Ce que la science dit
Le microbiote intestinal n'est pas seulement un acteur de la digestion ; il est une composante active du système immunitaire et neurologique. Des études en neurosciences montrent que les bactéries intestinales produisent des métabolites, comme les acides gras à chaîne courte (AGCC), qui influencent l'activité des neurones et la modulation de l'axe HPA (hypothalamo-hypophyso-surrénalien).
Cette communication bidirectionnelle via le nerf vague permet au microbiote d'influencer la production de neurotransmetteurs clés, tels que le GABA ou la sérotonine. Une perturbation de cet équilibre peut augmenter la réactivité du système nerveux face aux stimuli externes, impactant directement la stabilité émotionnelle et la capacité de maintien de l'attention.
Ce qui se passe dans le cerveau
Pour atteindre un état de concentration maximale (ou flow), le cerveau doit minimiser les signaux d'alerte internes. Lorsque l'anxiété est régulée par une communication stable entre le microbiote et le système nerveux, le cortex préfrontal peut se concentrer pleinement sur la tâche en cours sans être interrompu par des signaux de stress hormonaux.

(Données sources)

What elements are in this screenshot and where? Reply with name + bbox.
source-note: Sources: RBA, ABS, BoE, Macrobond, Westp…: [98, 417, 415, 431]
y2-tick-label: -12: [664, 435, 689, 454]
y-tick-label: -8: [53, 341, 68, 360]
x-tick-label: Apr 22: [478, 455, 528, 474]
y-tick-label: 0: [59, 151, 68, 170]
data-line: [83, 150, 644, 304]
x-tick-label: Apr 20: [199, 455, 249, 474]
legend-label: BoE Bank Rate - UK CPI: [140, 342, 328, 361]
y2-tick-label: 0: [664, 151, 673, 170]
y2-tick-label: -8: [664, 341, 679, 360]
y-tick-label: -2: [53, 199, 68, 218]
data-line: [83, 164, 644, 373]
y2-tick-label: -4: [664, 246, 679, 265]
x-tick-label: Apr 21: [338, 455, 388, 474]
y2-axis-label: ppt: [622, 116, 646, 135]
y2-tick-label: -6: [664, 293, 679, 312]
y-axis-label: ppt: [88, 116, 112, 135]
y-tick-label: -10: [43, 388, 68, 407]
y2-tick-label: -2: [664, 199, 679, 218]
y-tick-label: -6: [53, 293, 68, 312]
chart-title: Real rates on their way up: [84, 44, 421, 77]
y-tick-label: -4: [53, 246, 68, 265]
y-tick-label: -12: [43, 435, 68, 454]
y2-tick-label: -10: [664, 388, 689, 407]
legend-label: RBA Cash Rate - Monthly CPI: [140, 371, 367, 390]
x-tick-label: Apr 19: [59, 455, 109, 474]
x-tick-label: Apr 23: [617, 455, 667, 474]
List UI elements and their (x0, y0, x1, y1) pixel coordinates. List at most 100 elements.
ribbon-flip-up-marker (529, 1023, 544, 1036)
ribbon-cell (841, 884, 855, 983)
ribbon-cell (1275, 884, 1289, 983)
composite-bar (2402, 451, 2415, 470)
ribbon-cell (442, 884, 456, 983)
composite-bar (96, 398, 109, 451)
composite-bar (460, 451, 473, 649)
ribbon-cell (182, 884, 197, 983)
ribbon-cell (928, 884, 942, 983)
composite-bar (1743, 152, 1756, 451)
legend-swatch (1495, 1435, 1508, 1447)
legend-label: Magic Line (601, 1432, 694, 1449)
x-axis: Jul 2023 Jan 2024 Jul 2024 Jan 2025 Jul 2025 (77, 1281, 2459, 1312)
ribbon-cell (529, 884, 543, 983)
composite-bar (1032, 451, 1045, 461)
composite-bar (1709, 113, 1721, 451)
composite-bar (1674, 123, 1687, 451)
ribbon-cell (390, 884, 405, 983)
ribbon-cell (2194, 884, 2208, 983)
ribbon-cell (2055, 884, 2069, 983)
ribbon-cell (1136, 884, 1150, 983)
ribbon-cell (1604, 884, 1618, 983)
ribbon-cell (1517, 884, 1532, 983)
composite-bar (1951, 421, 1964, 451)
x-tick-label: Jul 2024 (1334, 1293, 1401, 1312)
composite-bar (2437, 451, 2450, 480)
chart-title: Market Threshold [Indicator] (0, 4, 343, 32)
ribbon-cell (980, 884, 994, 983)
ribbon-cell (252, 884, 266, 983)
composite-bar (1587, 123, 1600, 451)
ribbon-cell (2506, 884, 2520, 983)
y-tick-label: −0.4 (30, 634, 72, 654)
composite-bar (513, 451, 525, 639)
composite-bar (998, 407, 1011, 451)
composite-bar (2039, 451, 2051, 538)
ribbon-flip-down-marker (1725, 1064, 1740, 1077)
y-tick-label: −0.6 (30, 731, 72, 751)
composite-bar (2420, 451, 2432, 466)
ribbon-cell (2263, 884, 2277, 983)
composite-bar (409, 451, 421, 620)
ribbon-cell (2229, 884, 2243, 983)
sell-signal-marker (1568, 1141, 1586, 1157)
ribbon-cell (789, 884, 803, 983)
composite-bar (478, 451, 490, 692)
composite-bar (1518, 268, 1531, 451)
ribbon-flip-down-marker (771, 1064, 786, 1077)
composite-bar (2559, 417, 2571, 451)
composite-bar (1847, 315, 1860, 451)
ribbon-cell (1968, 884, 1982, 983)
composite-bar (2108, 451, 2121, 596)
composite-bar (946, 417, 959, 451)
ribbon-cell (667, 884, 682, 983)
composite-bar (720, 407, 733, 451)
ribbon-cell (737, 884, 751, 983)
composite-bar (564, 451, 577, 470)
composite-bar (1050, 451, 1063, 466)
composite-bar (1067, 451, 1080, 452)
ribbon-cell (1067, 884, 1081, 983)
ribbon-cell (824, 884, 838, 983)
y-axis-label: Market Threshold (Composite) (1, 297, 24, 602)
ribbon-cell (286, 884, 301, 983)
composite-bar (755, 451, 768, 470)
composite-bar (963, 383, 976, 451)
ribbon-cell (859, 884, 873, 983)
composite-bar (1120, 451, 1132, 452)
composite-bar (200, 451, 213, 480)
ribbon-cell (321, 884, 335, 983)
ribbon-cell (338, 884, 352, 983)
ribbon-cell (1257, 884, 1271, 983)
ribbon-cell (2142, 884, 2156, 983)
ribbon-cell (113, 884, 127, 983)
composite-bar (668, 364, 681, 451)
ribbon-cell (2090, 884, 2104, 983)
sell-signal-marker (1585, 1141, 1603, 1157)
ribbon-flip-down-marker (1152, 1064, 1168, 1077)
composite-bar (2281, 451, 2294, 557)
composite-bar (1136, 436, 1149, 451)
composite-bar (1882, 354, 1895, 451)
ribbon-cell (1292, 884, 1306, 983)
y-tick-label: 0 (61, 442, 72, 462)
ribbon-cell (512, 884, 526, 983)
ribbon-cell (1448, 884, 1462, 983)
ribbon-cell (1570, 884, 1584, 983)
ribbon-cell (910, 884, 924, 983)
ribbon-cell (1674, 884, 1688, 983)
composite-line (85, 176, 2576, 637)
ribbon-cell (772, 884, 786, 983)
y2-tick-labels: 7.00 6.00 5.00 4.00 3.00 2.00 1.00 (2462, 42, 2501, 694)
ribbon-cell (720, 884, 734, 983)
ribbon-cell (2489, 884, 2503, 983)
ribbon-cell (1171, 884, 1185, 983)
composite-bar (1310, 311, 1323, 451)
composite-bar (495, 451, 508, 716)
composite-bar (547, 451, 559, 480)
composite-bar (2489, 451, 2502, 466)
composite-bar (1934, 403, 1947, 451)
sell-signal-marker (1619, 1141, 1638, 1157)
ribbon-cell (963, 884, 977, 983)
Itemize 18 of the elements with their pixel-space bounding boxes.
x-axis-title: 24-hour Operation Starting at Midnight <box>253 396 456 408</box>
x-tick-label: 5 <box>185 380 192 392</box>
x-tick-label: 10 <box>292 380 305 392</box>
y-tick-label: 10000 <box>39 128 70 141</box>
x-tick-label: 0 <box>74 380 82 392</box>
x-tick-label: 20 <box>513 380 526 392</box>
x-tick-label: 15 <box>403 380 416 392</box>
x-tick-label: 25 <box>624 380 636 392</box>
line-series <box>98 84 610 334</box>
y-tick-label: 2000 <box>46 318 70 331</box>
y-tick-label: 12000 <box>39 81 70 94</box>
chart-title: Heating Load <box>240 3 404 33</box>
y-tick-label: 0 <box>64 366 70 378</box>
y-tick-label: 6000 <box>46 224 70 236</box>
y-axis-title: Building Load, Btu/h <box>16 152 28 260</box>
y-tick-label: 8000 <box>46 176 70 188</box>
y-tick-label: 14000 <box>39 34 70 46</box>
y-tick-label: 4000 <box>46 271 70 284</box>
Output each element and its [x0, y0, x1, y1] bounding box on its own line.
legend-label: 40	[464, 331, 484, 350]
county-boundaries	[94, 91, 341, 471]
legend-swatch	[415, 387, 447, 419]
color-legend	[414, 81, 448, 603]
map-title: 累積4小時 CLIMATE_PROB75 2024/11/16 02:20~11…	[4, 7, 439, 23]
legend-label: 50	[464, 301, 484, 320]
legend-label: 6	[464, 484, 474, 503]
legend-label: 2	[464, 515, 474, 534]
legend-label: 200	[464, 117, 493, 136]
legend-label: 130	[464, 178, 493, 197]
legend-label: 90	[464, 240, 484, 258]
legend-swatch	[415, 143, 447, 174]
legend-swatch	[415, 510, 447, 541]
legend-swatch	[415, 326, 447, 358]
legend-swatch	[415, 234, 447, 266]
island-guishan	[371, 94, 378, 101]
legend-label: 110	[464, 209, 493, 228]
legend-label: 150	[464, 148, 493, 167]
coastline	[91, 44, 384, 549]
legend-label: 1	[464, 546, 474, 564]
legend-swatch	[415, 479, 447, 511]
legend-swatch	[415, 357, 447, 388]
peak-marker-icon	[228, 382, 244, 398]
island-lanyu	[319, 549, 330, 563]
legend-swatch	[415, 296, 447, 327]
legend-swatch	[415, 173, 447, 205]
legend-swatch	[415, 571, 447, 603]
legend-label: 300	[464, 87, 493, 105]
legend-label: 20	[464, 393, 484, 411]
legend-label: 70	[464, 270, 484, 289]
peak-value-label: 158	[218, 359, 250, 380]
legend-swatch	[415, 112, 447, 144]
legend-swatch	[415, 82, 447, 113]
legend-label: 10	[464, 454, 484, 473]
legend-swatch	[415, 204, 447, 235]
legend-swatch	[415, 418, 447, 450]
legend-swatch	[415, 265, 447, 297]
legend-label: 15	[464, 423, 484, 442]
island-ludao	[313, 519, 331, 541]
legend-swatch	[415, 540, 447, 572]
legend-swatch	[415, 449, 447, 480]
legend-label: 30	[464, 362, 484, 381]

Énoncé >> Poursuivez le texte sur le lien entre microbiote intestinal et concentration, en reprenant juste après sa dernière phrase. Les lignes de données n'ont ici aucun rôle.

Résultat ci-dessous >>
L'état de flow repose sur un équilibre délicat : une inhibition des distractions non essentielles et une activation des zones motrices et sensorielles. En réduisant les 'bruits' neurologiques liés à l'anxiété, le cerveau facilite la transition vers cette zone de performance optimale où la conscience de soi s'efface au profit de l'action.
Les conditions qui favorisent cet état
Favoriser un environnement propice au flow passe par une compréhension des facteurs influençant la santé du microbiote. Une alimentation diversifiée, une hydratation régulière et une gestion saine du stress sont des leviers documentés pour soutenir l'intégrité de la barrière intestinale et la diversité bactérienne.
En favorisant un environnement biologique stable, on crée les conditions nécessaires pour que le système nerveux reste dans une zone de fonctionnement optimale. L'objectif est de minimiser les facteurs de stress physiologique afin de libérer la capacité cognitive nécessaire à l'engagement profond.